Dataset rows:
..........
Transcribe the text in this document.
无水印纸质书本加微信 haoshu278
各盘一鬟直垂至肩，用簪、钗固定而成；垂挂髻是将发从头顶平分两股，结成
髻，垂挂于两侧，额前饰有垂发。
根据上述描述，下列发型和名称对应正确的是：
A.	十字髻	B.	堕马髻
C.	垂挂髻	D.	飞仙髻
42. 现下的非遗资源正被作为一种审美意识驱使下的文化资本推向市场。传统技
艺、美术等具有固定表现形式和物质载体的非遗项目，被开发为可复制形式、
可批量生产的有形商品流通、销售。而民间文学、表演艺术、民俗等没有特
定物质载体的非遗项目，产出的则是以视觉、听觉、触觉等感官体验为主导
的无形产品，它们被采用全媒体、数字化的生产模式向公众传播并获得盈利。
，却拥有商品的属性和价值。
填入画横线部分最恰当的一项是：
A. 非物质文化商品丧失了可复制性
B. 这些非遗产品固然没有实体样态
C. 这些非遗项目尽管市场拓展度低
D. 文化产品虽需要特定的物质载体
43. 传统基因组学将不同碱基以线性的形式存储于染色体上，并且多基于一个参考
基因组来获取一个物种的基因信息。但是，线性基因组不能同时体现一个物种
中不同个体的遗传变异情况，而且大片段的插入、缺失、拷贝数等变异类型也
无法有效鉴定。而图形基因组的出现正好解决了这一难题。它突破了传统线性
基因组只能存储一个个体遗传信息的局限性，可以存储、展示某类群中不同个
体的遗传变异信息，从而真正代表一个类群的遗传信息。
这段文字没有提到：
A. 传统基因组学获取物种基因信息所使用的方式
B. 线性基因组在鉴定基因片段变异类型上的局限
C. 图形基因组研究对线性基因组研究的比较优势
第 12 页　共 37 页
..........
YOUR TASK: Write out the entries above once more, without altering anything.

CORRECT RESPONSE:
Transcribe the text in this document.
无水印纸质书本加微信 haoshu278
各盘一鬟直垂至肩，用簪、钗固定而成；垂挂髻是将发从头顶平分两股，结成
髻，垂挂于两侧，额前饰有垂发。
根据上述描述，下列发型和名称对应正确的是：
A.	十字髻	B.	堕马髻
C.	垂挂髻	D.	飞仙髻
42. 现下的非遗资源正被作为一种审美意识驱使下的文化资本推向市场。传统技
艺、美术等具有固定表现形式和物质载体的非遗项目，被开发为可复制形式、
可批量生产的有形商品流通、销售。而民间文学、表演艺术、民俗等没有特
定物质载体的非遗项目，产出的则是以视觉、听觉、触觉等感官体验为主导
的无形产品，它们被采用全媒体、数字化的生产模式向公众传播并获得盈利。
，却拥有商品的属性和价值。
填入画横线部分最恰当的一项是：
A. 非物质文化商品丧失了可复制性
B. 这些非遗产品固然没有实体样态
C. 这些非遗项目尽管市场拓展度低
D. 文化产品虽需要特定的物质载体
43. 传统基因组学将不同碱基以线性的形式存储于染色体上，并且多基于一个参考
基因组来获取一个物种的基因信息。但是，线性基因组不能同时体现一个物种
中不同个体的遗传变异情况，而且大片段的插入、缺失、拷贝数等变异类型也
无法有效鉴定。而图形基因组的出现正好解决了这一难题。它突破了传统线性
基因组只能存储一个个体遗传信息的局限性，可以存储、展示某类群中不同个
体的遗传变异信息，从而真正代表一个类群的遗传信息。
这段文字没有提到：
A. 传统基因组学获取物种基因信息所使用的方式
B. 线性基因组在鉴定基因片段变异类型上的局限
C. 图形基因组研究对线性基因组研究的比较优势
第 12 页　共 37 页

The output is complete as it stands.